=== INSTRUCTIONS FOR THE TASK ===
Copy every line of the listing that holds the string "document".

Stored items
************

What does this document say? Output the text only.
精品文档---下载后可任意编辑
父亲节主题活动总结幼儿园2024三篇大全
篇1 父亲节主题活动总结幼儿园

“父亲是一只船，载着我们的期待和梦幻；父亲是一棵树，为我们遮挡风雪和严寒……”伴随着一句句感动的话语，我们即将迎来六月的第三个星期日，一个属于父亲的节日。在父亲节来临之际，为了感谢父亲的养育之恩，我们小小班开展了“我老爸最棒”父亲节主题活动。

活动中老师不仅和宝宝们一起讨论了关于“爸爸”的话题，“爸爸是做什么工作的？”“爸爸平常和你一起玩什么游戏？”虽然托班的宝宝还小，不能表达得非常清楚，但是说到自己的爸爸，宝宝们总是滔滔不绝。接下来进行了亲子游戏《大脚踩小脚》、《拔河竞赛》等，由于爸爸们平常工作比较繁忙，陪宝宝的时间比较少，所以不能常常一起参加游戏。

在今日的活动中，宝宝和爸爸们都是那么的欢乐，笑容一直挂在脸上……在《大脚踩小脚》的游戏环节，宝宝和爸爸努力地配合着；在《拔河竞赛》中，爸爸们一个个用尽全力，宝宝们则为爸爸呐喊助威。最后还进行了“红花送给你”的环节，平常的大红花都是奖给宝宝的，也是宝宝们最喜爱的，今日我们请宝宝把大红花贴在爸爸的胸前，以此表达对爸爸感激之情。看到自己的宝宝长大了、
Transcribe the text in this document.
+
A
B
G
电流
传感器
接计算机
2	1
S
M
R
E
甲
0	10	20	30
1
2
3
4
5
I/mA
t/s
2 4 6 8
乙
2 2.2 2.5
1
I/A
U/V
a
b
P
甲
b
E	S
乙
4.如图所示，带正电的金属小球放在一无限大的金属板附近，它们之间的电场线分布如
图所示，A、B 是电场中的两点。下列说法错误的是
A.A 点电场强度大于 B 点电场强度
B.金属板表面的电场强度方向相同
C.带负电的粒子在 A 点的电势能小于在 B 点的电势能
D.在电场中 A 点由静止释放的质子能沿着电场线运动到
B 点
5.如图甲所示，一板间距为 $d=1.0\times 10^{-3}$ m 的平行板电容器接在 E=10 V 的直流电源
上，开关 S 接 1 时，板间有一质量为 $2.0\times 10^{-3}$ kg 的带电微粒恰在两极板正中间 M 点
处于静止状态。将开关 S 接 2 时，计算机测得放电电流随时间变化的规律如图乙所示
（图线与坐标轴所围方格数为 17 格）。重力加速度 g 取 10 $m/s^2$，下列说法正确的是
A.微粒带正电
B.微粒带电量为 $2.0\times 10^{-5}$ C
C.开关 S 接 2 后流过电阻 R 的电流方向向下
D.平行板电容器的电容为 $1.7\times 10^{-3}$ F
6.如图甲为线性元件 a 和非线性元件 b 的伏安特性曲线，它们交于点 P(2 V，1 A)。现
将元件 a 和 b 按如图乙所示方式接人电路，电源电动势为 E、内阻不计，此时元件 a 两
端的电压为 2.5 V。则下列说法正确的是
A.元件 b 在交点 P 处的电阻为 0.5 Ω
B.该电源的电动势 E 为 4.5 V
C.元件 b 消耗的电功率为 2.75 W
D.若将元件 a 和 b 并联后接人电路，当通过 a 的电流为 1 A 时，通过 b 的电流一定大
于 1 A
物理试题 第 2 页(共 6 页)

************

=== REPLY ===
What does this document say? Output the text only.
Transcribe the text in this document.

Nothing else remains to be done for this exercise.